— AIM OF THE EXERCISE —
Each record below is to be copied word for word, with pictures removed.
* * * * * * *
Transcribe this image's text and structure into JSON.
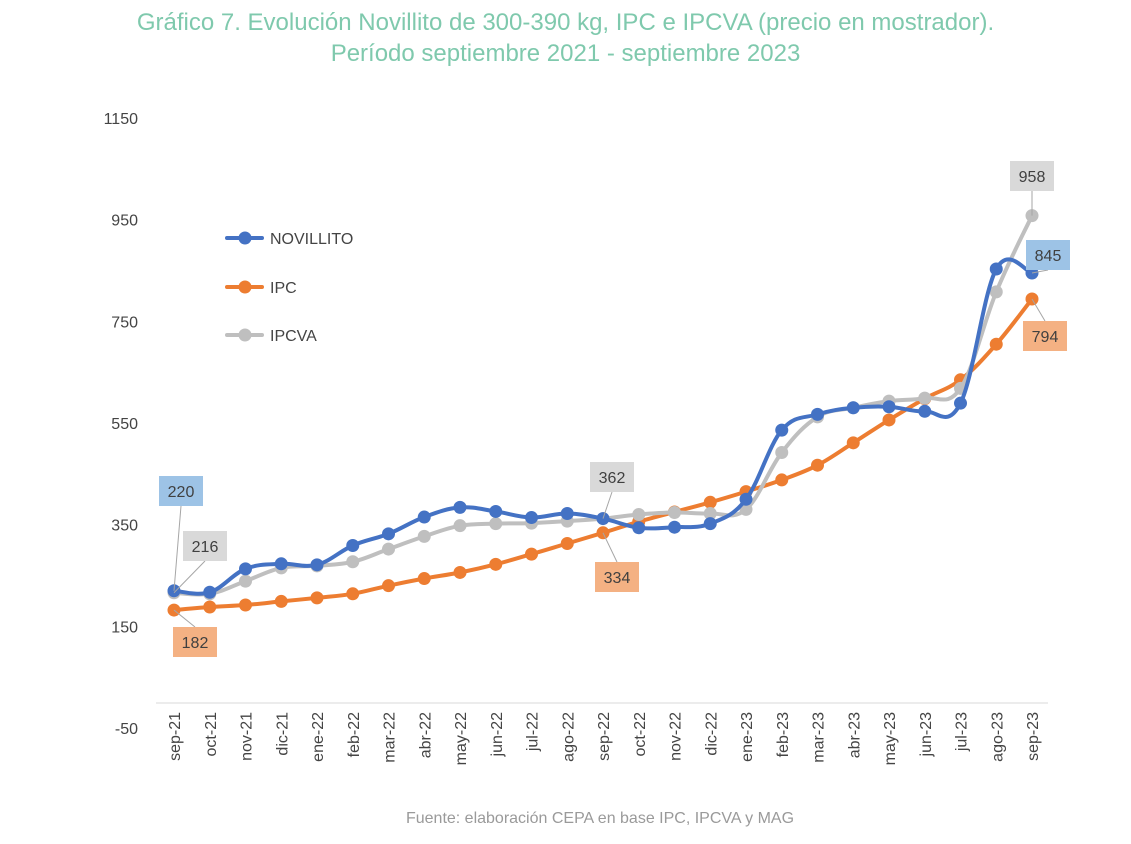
{
  "title_line1": "Gráfico 7. Evolución Novillito de 300-390 kg, IPC e IPCVA (precio en mostrador).",
  "title_line2": "Período septiembre 2021 - septiembre 2023",
  "source": "Fuente: elaboración CEPA en base IPC, IPCVA y MAG",
  "colors": {
    "novillito": "#4472c4",
    "ipc": "#ed7d31",
    "ipcva": "#bfbfbf",
    "title": "#7fc9ad"
  },
  "chart_data": {
    "type": "line",
    "title": "Gráfico 7. Evolución Novillito de 300-390 kg, IPC e IPCVA (precio en mostrador). Período septiembre 2021 - septiembre 2023",
    "xlabel": "",
    "ylabel": "",
    "ylim": [
      -50,
      1150
    ],
    "yticks": [
      -50,
      150,
      350,
      550,
      750,
      950,
      1150
    ],
    "grid": false,
    "legend_position": "upper-left",
    "categories": [
      "sep-21",
      "oct-21",
      "nov-21",
      "dic-21",
      "ene-22",
      "feb-22",
      "mar-22",
      "abr-22",
      "may-22",
      "jun-22",
      "jul-22",
      "ago-22",
      "sep-22",
      "oct-22",
      "nov-22",
      "dic-22",
      "ene-23",
      "feb-23",
      "mar-23",
      "abr-23",
      "may-23",
      "jun-23",
      "jul-23",
      "ago-23",
      "sep-23"
    ],
    "series": [
      {
        "name": "NOVILLITO",
        "color": "#4472c4",
        "values": [
          220,
          217,
          263,
          273,
          271,
          309,
          332,
          365,
          384,
          376,
          364,
          372,
          362,
          344,
          345,
          352,
          400,
          536,
          567,
          580,
          582,
          573,
          589,
          853,
          845
        ]
      },
      {
        "name": "IPC",
        "color": "#ed7d31",
        "values": [
          182,
          188,
          192,
          199,
          206,
          214,
          230,
          244,
          256,
          272,
          292,
          313,
          334,
          356,
          375,
          394,
          415,
          438,
          467,
          511,
          556,
          598,
          635,
          705,
          794
        ]
      },
      {
        "name": "IPCVA",
        "color": "#bfbfbf",
        "values": [
          216,
          214,
          239,
          265,
          269,
          277,
          302,
          327,
          348,
          352,
          353,
          357,
          362,
          370,
          374,
          372,
          380,
          492,
          562,
          580,
          593,
          599,
          618,
          808,
          958
        ]
      }
    ],
    "annotations": [
      {
        "series": "NOVILLITO",
        "category": "sep-21",
        "text": "220"
      },
      {
        "series": "IPCVA",
        "category": "sep-21",
        "text": "216"
      },
      {
        "series": "IPC",
        "category": "sep-21",
        "text": "182"
      },
      {
        "series": "IPCVA",
        "category": "sep-22",
        "text": "362"
      },
      {
        "series": "IPC",
        "category": "sep-22",
        "text": "334"
      },
      {
        "series": "IPCVA",
        "category": "sep-23",
        "text": "958"
      },
      {
        "series": "NOVILLITO",
        "category": "sep-23",
        "text": "845"
      },
      {
        "series": "IPC",
        "category": "sep-23",
        "text": "794"
      }
    ]
  }
}
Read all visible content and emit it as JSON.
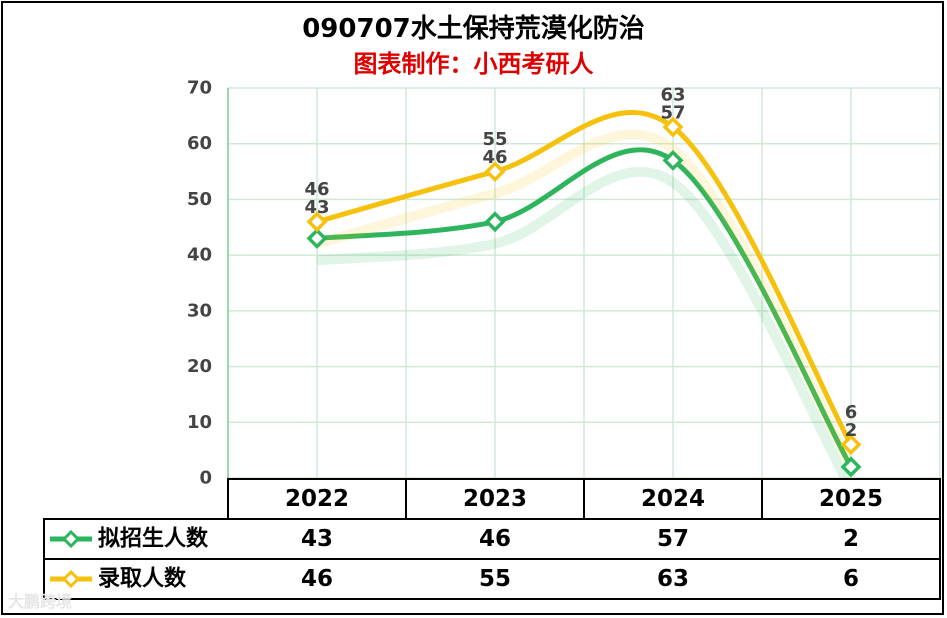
{
  "chart_data": {
    "type": "line",
    "title": "090707水土保持荒漠化防治",
    "subtitle": "图表制作：小西考研人",
    "categories": [
      "2022",
      "2023",
      "2024",
      "2025"
    ],
    "series": [
      {
        "name": "拟招生人数",
        "values": [
          43,
          46,
          57,
          2
        ],
        "color": "#2db55d"
      },
      {
        "name": "录取人数",
        "values": [
          46,
          55,
          63,
          6
        ],
        "color": "#f6c10c"
      }
    ],
    "ylim": [
      0,
      70
    ],
    "yticks": [
      0,
      10,
      20,
      30,
      40,
      50,
      60,
      70
    ],
    "grid": true,
    "data_table": true
  },
  "watermark": "大鹏跨境"
}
* * * * * * *
— WORKED ANSWER —
Transcribe this image's text and structure into JSON.
{
  "title_line1": "Gráfico 7. Evolución Novillito de 300-390 kg, IPC e IPCVA (precio en mostrador).",
  "title_line2": "Período septiembre 2021 - septiembre 2023",
  "source": "Fuente: elaboración CEPA en base IPC, IPCVA y MAG",
  "colors": {
    "novillito": "#4472c4",
    "ipc": "#ed7d31",
    "ipcva": "#bfbfbf",
    "title": "#7fc9ad"
  },
  "chart_data": {
    "type": "line",
    "title": "Gráfico 7. Evolución Novillito de 300-390 kg, IPC e IPCVA (precio en mostrador). Período septiembre 2021 - septiembre 2023",
    "xlabel": "",
    "ylabel": "",
    "ylim": [
      -50,
      1150
    ],
    "yticks": [
      -50,
      150,
      350,
      550,
      750,
      950,
      1150
    ],
    "grid": false,
    "legend_position": "upper-left",
    "categories": [
      "sep-21",
      "oct-21",
      "nov-21",
      "dic-21",
      "ene-22",
      "feb-22",
      "mar-22",
      "abr-22",
      "may-22",
      "jun-22",
      "jul-22",
      "ago-22",
      "sep-22",
      "oct-22",
      "nov-22",
      "dic-22",
      "ene-23",
      "feb-23",
      "mar-23",
      "abr-23",
      "may-23",
      "jun-23",
      "jul-23",
      "ago-23",
      "sep-23"
    ],
    "series": [
      {
        "name": "NOVILLITO",
        "color": "#4472c4",
        "values": [
          220,
          217,
          263,
          273,
          271,
          309,
          332,
          365,
          384,
          376,
          364,
          372,
          362,
          344,
          345,
          352,
          400,
          536,
          567,
          580,
          582,
          573,
          589,
          853,
          845
        ]
      },
      {
        "name": "IPC",
        "color": "#ed7d31",
        "values": [
          182,
          188,
          192,
          199,
          206,
          214,
          230,
          244,
          256,
          272,
          292,
          313,
          334,
          356,
          375,
          394,
          415,
          438,
          467,
          511,
          556,
          598,
          635,
          705,
          794
        ]
      },
      {
        "name": "IPCVA",
        "color": "#bfbfbf",
        "values": [
          216,
          214,
          239,
          265,
          269,
          277,
          302,
          327,
          348,
          352,
          353,
          357,
          362,
          370,
          374,
          372,
          380,
          492,
          562,
          580,
          593,
          599,
          618,
          808,
          958
        ]
      }
    ],
    "annotations": [
      {
        "series": "NOVILLITO",
        "category": "sep-21",
        "text": "220"
      },
      {
        "series": "IPCVA",
        "category": "sep-21",
        "text": "216"
      },
      {
        "series": "IPC",
        "category": "sep-21",
        "text": "182"
      },
      {
        "series": "IPCVA",
        "category": "sep-22",
        "text": "362"
      },
      {
        "series": "IPC",
        "category": "sep-22",
        "text": "334"
      },
      {
        "series": "IPCVA",
        "category": "sep-23",
        "text": "958"
      },
      {
        "series": "NOVILLITO",
        "category": "sep-23",
        "text": "845"
      },
      {
        "series": "IPC",
        "category": "sep-23",
        "text": "794"
      }
    ]
  }
}
Read all visible content and emit it as JSON.
{
  "chart_data": {
    "type": "line",
    "title": "090707水土保持荒漠化防治",
    "subtitle": "图表制作：小西考研人",
    "categories": [
      "2022",
      "2023",
      "2024",
      "2025"
    ],
    "series": [
      {
        "name": "拟招生人数",
        "values": [
          43,
          46,
          57,
          2
        ],
        "color": "#2db55d"
      },
      {
        "name": "录取人数",
        "values": [
          46,
          55,
          63,
          6
        ],
        "color": "#f6c10c"
      }
    ],
    "ylim": [
      0,
      70
    ],
    "yticks": [
      0,
      10,
      20,
      30,
      40,
      50,
      60,
      70
    ],
    "grid": true,
    "data_table": true
  },
  "watermark": "大鹏跨境"
}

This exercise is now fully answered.